== OBJECTIVE ==
Repeat the listing in full, exactly as it stands.

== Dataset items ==
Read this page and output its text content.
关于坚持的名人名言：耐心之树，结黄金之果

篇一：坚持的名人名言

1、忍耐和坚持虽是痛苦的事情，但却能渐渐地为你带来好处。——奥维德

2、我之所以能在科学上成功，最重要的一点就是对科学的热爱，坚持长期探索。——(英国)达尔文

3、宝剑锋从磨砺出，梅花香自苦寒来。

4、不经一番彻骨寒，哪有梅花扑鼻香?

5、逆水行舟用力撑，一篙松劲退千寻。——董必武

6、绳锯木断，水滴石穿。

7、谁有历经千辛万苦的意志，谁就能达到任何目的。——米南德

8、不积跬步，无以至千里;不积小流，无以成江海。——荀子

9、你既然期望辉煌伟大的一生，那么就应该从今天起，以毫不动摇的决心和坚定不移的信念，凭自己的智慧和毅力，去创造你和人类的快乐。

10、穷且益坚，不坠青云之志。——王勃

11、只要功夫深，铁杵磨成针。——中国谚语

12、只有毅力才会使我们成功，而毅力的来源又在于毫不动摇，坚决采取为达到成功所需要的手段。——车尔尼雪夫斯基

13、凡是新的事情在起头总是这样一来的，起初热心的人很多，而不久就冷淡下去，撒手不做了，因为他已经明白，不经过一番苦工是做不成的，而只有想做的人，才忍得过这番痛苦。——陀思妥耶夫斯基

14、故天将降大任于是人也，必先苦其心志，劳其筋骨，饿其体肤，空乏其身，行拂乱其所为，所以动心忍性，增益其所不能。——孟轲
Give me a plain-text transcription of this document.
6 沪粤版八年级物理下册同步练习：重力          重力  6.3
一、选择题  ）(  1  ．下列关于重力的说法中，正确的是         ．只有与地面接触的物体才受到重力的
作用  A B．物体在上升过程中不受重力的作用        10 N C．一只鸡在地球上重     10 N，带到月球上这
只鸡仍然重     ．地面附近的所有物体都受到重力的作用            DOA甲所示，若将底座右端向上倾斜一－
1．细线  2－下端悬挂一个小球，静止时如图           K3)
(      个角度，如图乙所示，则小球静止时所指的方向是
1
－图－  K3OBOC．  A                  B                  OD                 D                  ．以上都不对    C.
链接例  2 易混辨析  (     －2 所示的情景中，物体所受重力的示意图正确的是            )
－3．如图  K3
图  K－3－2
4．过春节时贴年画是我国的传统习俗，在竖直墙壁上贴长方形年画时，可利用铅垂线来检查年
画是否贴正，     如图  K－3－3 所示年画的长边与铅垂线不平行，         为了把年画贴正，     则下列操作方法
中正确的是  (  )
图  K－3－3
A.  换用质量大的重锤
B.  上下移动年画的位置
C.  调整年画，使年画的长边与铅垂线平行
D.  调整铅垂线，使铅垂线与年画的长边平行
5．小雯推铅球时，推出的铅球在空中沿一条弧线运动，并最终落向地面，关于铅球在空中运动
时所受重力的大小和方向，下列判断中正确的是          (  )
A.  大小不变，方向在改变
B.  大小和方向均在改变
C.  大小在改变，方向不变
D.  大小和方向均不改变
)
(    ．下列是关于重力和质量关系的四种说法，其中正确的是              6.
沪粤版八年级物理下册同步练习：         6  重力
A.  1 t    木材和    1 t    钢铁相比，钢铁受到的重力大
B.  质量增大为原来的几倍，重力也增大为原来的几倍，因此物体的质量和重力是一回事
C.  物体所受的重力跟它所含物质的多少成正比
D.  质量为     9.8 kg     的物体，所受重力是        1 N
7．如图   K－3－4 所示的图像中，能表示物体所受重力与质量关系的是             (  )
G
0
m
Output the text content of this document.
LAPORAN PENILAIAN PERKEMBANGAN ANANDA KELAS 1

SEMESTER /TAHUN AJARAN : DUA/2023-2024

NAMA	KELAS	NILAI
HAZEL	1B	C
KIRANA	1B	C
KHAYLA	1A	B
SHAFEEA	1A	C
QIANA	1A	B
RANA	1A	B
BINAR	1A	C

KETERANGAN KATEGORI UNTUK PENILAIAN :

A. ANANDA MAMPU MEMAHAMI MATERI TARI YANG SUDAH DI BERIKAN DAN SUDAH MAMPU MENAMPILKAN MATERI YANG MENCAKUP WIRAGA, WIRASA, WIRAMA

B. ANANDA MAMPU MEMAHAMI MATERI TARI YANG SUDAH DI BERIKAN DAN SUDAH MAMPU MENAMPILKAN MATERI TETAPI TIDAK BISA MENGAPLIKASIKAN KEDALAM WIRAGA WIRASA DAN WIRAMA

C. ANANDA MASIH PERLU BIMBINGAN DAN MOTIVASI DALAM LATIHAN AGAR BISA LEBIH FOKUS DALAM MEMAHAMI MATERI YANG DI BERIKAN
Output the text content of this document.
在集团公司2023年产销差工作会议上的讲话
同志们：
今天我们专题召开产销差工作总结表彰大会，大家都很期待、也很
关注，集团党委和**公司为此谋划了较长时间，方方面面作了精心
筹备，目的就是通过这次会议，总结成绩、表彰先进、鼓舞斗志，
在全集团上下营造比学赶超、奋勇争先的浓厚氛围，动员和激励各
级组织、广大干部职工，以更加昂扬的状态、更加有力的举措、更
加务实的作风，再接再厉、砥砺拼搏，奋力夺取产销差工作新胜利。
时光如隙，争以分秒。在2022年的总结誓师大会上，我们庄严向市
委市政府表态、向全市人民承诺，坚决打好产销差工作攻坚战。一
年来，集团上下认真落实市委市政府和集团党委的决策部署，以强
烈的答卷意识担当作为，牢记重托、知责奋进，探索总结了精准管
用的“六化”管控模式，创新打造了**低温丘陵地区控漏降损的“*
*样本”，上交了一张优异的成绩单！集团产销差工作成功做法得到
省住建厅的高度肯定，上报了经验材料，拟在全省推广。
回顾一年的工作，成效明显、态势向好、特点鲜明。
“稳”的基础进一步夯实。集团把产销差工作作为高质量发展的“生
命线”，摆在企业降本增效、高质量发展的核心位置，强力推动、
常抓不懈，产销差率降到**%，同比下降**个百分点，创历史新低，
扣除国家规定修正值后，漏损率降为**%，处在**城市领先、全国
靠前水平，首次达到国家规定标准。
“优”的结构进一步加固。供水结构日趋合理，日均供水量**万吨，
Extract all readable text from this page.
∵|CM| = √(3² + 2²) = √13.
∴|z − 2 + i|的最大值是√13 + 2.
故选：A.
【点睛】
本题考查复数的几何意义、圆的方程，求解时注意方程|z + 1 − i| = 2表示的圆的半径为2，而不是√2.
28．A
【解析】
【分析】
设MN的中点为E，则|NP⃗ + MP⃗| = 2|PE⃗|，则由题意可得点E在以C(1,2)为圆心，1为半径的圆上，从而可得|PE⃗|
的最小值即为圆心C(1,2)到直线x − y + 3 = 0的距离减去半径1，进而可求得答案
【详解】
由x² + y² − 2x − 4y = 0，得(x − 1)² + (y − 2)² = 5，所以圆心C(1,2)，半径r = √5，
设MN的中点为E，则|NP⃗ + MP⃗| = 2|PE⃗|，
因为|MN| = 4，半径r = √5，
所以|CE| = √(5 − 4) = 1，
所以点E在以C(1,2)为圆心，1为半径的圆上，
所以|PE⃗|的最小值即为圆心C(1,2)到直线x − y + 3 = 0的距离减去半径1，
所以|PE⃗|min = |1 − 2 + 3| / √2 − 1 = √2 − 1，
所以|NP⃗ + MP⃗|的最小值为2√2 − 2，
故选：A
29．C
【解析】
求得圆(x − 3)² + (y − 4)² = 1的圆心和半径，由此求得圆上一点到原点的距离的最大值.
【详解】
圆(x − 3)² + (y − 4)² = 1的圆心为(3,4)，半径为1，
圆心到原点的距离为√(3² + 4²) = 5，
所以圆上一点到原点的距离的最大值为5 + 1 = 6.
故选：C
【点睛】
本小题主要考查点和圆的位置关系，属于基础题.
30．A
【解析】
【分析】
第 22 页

== TASK RESULT ==
Read this page and output its text content.
关于坚持的名人名言：耐心之树，结黄金之果

篇一：坚持的名人名言

1、忍耐和坚持虽是痛苦的事情，但却能渐渐地为你带来好处。——奥维德

2、我之所以能在科学上成功，最重要的一点就是对科学的热爱，坚持长期探索。——(英国)达尔文

3、宝剑锋从磨砺出，梅花香自苦寒来。

4、不经一番彻骨寒，哪有梅花扑鼻香?

5、逆水行舟用力撑，一篙松劲退千寻。——董必武

6、绳锯木断，水滴石穿。

7、谁有历经千辛万苦的意志，谁就能达到任何目的。——米南德

8、不积跬步，无以至千里;不积小流，无以成江海。——荀子

9、你既然期望辉煌伟大的一生，那么就应该从今天起，以毫不动摇的决心和坚定不移的信念，凭自己的智慧和毅力，去创造你和人类的快乐。

10、穷且益坚，不坠青云之志。——王勃

11、只要功夫深，铁杵磨成针。——中国谚语

12、只有毅力才会使我们成功，而毅力的来源又在于毫不动摇，坚决采取为达到成功所需要的手段。——车尔尼雪夫斯基

13、凡是新的事情在起头总是这样一来的，起初热心的人很多，而不久就冷淡下去，撒手不做了，因为他已经明白，不经过一番苦工是做不成的，而只有想做的人，才忍得过这番痛苦。——陀思妥耶夫斯基

14、故天将降大任于是人也，必先苦其心志，劳其筋骨，饿其体肤，空乏其身，行拂乱其所为，所以动心忍性，增益其所不能。——孟轲
Give me a plain-text transcription of this document.
6 沪粤版八年级物理下册同步练习：重力          重力  6.3
一、选择题  ）(  1  ．下列关于重力的说法中，正确的是         ．只有与地面接触的物体才受到重力的
作用  A B．物体在上升过程中不受重力的作用        10 N C．一只鸡在地球上重     10 N，带到月球上这
只鸡仍然重     ．地面附近的所有物体都受到重力的作用            DOA甲所示，若将底座右端向上倾斜一－
1．细线  2－下端悬挂一个小球，静止时如图           K3)
(      个角度，如图乙所示，则小球静止时所指的方向是
1
－图－  K3OBOC．  A                  B                  OD                 D                  ．以上都不对    C.
链接例  2 易混辨析  (     －2 所示的情景中，物体所受重力的示意图正确的是            )
－3．如图  K3
图  K－3－2
4．过春节时贴年画是我国的传统习俗，在竖直墙壁上贴长方形年画时，可利用铅垂线来检查年
画是否贴正，     如图  K－3－3 所示年画的长边与铅垂线不平行，         为了把年画贴正，     则下列操作方法
中正确的是  (  )
图  K－3－3
A.  换用质量大的重锤
B.  上下移动年画的位置
C.  调整年画，使年画的长边与铅垂线平行
D.  调整铅垂线，使铅垂线与年画的长边平行
5．小雯推铅球时，推出的铅球在空中沿一条弧线运动，并最终落向地面，关于铅球在空中运动
时所受重力的大小和方向，下列判断中正确的是          (  )
A.  大小不变，方向在改变
B.  大小和方向均在改变
C.  大小在改变，方向不变
D.  大小和方向均不改变
)
(    ．下列是关于重力和质量关系的四种说法，其中正确的是              6.
沪粤版八年级物理下册同步练习：         6  重力
A.  1 t    木材和    1 t    钢铁相比，钢铁受到的重力大
B.  质量增大为原来的几倍，重力也增大为原来的几倍，因此物体的质量和重力是一回事
C.  物体所受的重力跟它所含物质的多少成正比
D.  质量为     9.8 kg     的物体，所受重力是        1 N
7．如图   K－3－4 所示的图像中，能表示物体所受重力与质量关系的是             (  )
G
0
m
Output the text content of this document.
LAPORAN PENILAIAN PERKEMBANGAN ANANDA KELAS 1

SEMESTER /TAHUN AJARAN : DUA/2023-2024

NAMA	KELAS	NILAI
HAZEL	1B	C
KIRANA	1B	C
KHAYLA	1A	B
SHAFEEA	1A	C
QIANA	1A	B
RANA	1A	B
BINAR	1A	C

KETERANGAN KATEGORI UNTUK PENILAIAN :

A. ANANDA MAMPU MEMAHAMI MATERI TARI YANG SUDAH DI BERIKAN DAN SUDAH MAMPU MENAMPILKAN MATERI YANG MENCAKUP WIRAGA, WIRASA, WIRAMA

B. ANANDA MAMPU MEMAHAMI MATERI TARI YANG SUDAH DI BERIKAN DAN SUDAH MAMPU MENAMPILKAN MATERI TETAPI TIDAK BISA MENGAPLIKASIKAN KEDALAM WIRAGA WIRASA DAN WIRAMA

C. ANANDA MASIH PERLU BIMBINGAN DAN MOTIVASI DALAM LATIHAN AGAR BISA LEBIH FOKUS DALAM MEMAHAMI MATERI YANG DI BERIKAN
Output the text content of this document.
在集团公司2023年产销差工作会议上的讲话
同志们：
今天我们专题召开产销差工作总结表彰大会，大家都很期待、也很
关注，集团党委和**公司为此谋划了较长时间，方方面面作了精心
筹备，目的就是通过这次会议，总结成绩、表彰先进、鼓舞斗志，
在全集团上下营造比学赶超、奋勇争先的浓厚氛围，动员和激励各
级组织、广大干部职工，以更加昂扬的状态、更加有力的举措、更
加务实的作风，再接再厉、砥砺拼搏，奋力夺取产销差工作新胜利。
时光如隙，争以分秒。在2022年的总结誓师大会上，我们庄严向市
委市政府表态、向全市人民承诺，坚决打好产销差工作攻坚战。一
年来，集团上下认真落实市委市政府和集团党委的决策部署，以强
烈的答卷意识担当作为，牢记重托、知责奋进，探索总结了精准管
用的“六化”管控模式，创新打造了**低温丘陵地区控漏降损的“*
*样本”，上交了一张优异的成绩单！集团产销差工作成功做法得到
省住建厅的高度肯定，上报了经验材料，拟在全省推广。
回顾一年的工作，成效明显、态势向好、特点鲜明。
“稳”的基础进一步夯实。集团把产销差工作作为高质量发展的“生
命线”，摆在企业降本增效、高质量发展的核心位置，强力推动、
常抓不懈，产销差率降到**%，同比下降**个百分点，创历史新低，
扣除国家规定修正值后，漏损率降为**%，处在**城市领先、全国
靠前水平，首次达到国家规定标准。
“优”的结构进一步加固。供水结构日趋合理，日均供水量**万吨，
Extract all readable text from this page.
∵|CM| = √(3² + 2²) = √13.
∴|z − 2 + i|的最大值是√13 + 2.
故选：A.
【点睛】
本题考查复数的几何意义、圆的方程，求解时注意方程|z + 1 − i| = 2表示的圆的半径为2，而不是√2.
28．A
【解析】
【分析】
设MN的中点为E，则|NP⃗ + MP⃗| = 2|PE⃗|，则由题意可得点E在以C(1,2)为圆心，1为半径的圆上，从而可得|PE⃗|
的最小值即为圆心C(1,2)到直线x − y + 3 = 0的距离减去半径1，进而可求得答案
【详解】
由x² + y² − 2x − 4y = 0，得(x − 1)² + (y − 2)² = 5，所以圆心C(1,2)，半径r = √5，
设MN的中点为E，则|NP⃗ + MP⃗| = 2|PE⃗|，
因为|MN| = 4，半径r = √5，
所以|CE| = √(5 − 4) = 1，
所以点E在以C(1,2)为圆心，1为半径的圆上，
所以|PE⃗|的最小值即为圆心C(1,2)到直线x − y + 3 = 0的距离减去半径1，
所以|PE⃗|min = |1 − 2 + 3| / √2 − 1 = √2 − 1，
所以|NP⃗ + MP⃗|的最小值为2√2 − 2，
故选：A
29．C
【解析】
求得圆(x − 3)² + (y − 4)² = 1的圆心和半径，由此求得圆上一点到原点的距离的最大值.
【详解】
圆(x − 3)² + (y − 4)² = 1的圆心为(3,4)，半径为1，
圆心到原点的距离为√(3² + 4²) = 5，
所以圆上一点到原点的距离的最大值为5 + 1 = 6.
故选：C
【点睛】
本小题主要考查点和圆的位置关系，属于基础题.
30．A
【解析】
【分析】
第 22 页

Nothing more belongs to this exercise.